# EXTRAIT SOURCE:
----

La perspective de « sortie des dispositifs de contraintes », tracée par le président, fait aujourd’hui place à l’annonce de nouvelles mesures d’aggravation des contraintes locales, comme c’est le cas à Nice où la préfecture vient d’ajouter un confinement du week-end aux décisions antérieures. Ce modèle pourrait s’étendre à d’autres régions, préfigurant un nouveau confinement généralisé si la « vague » touche l’ensemble du territoire.
Macron se trouve face à l’impasse de ses choix politiques. Faute de mesures sanitaires et sociales à la hauteur, le gros bâton des mesures répressives est le principal moyen dont il dispose pour agir.
Or il sait que la tolérance aux privations de libertés et à une vie réduite au métro-boulot-dodo s’amenuise. Sous couvert de « pari » il laisse donc la situation évoluer, au risque de nos vies et de notre santé, jusqu’au moment où le confinement s’imposera par la peur. Pitoyable calcul politicien d’un homme qui a déjà les yeux rivés sur la présidentielle de 2022.
Inverser les priorités
Il existe pourtant une alternative à ce « stop and go » des confinements et des mesures répressives.
Elle consisterait à donner la priorité effective et les moyens correspondant à des politiques sanitaires et sociales permettant de faire reculer l’épidémie et d’accélérer l’acquisition de l’immunité collective par une vaccination sûre, transparente et efficace. Les mesures contraignantes ne viendraient, le cas échéant, qu’en appui ponctuel à cette stratégie, et pourraient dans ces conditions être largement acceptées.
Les vraies priorités consisteraient à :
– Donner à l’hôpital les moyens et le personnel pour soigner et non pas continuer de fermer des lits et de réduire les effectifs ;
– Décider démocratiquement, avec les intéresséEs, dans les établissements d’enseignement et sur les lieux de travail et de loisirs, des mesures efficaces pour se protéger, et donner les moyens concrets de les appliquer ;
– Tester, mais aussi remonter les chaînes de contamination et permettre l’isolement rapide et efficace des personnes touchées par le virus, pour éviter sa propagation ;
– Donner à chacunE les moyens de vivre, de se loger décemment, de se soigner ;
– Partager le temps de travail ;
– Réquisitionner les laboratoires pharmaceutiques, en finir avec les « brevets » pour permettre enfin une politique de vaccination à la hauteur des besoins.
C’est à cela que devraient servir les milliards du « quoi qu’il en coûte », mais cela supposerait de ne plus gouverner dans l’intérêt de la minorité et d’imposer une autre répartition des richesses. Seule la puissance d’une mobilisation unitaire et déterminée permettra d’y parvenir.
Rassembler autour de la campagne unitaire sur les vaccins
Le très large arc de forces syndicales, associatives, qui s’est réuni autour de l’appel « Brevets sur les vaccins anti-covid, stop », avec l’objectif concret d’imposer la fin des brevets et la réquisition de l’industrie pharmaceutique, le rassemblement en cours de toutes les composantes des différents appels sur ce sujet, le soutien que leur apportent les forces politiques, doivent permettre de peser, dès les mobilisations du 11 mars et du 7 avril, pour imposer nos priorités sans être à la merci des paris hasardeux et des contraintes insupportables et inefficaces de l’exécutif.

----

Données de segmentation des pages
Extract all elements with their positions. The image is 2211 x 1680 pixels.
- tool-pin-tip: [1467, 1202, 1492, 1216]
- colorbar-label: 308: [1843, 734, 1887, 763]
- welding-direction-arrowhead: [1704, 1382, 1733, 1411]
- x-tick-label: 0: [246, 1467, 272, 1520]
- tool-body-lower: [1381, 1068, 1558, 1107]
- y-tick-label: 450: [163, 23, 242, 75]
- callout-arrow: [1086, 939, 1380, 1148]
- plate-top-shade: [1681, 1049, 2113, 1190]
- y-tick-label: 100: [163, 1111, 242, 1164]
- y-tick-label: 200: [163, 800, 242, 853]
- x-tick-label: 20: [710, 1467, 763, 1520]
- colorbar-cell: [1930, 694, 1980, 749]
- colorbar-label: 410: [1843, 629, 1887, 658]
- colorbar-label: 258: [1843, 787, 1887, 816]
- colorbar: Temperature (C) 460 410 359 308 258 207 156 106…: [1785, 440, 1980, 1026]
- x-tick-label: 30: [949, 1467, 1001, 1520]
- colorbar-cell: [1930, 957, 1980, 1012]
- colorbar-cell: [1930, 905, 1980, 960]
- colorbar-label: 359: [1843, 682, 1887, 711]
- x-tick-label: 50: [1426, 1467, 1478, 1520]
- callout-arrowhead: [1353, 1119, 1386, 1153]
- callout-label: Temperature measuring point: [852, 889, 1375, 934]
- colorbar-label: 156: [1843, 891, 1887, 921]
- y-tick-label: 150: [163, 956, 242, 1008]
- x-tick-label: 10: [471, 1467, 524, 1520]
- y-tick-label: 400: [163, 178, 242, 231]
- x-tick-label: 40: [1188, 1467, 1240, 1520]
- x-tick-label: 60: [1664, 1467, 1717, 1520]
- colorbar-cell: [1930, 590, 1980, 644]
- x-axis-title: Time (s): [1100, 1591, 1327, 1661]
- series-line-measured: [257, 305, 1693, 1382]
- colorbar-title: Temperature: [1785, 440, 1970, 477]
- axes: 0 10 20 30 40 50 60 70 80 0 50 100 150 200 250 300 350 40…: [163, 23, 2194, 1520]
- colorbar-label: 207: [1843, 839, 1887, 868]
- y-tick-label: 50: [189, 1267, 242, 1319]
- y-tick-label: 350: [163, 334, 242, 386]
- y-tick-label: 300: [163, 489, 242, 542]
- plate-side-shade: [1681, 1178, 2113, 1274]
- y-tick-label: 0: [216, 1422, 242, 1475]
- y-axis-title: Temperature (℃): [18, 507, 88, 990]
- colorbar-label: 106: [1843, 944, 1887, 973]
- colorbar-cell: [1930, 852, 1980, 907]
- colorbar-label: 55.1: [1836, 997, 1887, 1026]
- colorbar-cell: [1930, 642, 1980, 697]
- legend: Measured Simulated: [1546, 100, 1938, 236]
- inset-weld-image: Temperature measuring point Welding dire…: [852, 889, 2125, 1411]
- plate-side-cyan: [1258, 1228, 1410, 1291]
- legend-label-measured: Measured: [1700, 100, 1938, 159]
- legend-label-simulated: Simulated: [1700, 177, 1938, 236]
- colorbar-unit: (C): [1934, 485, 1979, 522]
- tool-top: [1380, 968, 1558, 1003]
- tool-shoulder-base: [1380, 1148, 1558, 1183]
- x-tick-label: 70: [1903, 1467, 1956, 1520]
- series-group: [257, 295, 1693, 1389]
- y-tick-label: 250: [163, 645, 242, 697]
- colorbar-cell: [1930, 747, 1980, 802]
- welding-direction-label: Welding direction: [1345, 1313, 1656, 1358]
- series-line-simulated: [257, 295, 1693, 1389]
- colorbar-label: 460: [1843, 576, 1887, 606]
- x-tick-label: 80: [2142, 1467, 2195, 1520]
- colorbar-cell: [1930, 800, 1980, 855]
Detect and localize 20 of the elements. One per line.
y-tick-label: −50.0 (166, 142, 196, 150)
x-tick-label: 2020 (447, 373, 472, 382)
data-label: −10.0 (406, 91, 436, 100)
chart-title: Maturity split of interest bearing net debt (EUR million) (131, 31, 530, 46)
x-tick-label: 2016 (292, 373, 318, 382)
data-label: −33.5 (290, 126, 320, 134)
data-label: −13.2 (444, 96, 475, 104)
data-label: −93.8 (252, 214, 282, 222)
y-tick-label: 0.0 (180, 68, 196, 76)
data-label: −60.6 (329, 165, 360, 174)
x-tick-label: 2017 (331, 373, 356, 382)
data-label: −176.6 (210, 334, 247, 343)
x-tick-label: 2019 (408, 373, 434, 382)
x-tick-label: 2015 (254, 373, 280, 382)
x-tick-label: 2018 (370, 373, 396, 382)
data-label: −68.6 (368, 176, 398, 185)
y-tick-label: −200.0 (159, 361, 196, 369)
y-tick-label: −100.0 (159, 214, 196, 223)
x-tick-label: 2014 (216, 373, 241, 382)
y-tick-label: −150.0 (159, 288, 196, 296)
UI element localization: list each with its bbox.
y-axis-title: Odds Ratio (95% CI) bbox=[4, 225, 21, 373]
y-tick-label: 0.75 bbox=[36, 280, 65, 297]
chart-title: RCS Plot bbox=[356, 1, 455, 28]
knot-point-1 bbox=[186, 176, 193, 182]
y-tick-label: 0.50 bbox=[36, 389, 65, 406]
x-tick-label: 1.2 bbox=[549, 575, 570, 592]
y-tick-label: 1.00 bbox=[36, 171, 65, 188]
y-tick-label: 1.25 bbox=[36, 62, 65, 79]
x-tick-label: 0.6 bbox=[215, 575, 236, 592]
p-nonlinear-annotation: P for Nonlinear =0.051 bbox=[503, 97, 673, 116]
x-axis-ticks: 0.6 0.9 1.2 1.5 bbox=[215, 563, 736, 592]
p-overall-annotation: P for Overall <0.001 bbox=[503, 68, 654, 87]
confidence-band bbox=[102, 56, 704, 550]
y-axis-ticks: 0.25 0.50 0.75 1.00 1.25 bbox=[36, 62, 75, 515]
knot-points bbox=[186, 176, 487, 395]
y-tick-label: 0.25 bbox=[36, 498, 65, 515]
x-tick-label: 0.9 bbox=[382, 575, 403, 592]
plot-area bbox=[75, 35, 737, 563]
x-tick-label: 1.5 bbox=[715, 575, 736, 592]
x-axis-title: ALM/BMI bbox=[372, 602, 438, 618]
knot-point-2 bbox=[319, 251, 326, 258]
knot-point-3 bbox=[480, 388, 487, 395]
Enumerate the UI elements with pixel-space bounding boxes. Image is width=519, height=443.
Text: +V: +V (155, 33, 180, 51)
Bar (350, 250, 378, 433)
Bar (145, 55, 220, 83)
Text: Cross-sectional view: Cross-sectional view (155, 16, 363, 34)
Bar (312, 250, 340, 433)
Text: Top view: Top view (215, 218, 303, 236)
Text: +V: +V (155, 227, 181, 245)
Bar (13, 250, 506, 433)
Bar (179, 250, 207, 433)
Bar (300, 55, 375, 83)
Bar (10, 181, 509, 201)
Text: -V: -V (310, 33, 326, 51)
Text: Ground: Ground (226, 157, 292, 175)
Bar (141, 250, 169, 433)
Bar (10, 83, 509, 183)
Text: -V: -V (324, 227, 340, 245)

----

# EXERCICES À TRAITER:
a. D'après l'extrait sur la crise sanitaire, quelles sont les deux dates de mobilisation annoncées ?
b. Recopiez tout le passage de l'extrait sur la crise sanitaire, depuis « Inverser les priorités » jusqu'à « être largement acceptées. ».

# VOS RÉPONSES:
a. Le 11 mars et le 7 avril.

b.
Inverser les priorités
Il existe pourtant une alternative à ce « stop and go » des confinements et des mesures répressives.
Elle consisterait à donner la priorité effective et les moyens correspondant à des politiques sanitaires et sociales permettant de faire reculer l’épidémie et d’accélérer l’acquisition de l’immunité collective par une vaccination sûre, transparente et efficace. Les mesures contraignantes ne viendraient, le cas échéant, qu’en appui ponctuel à cette stratégie, et pourraient dans ces conditions être largement acceptées.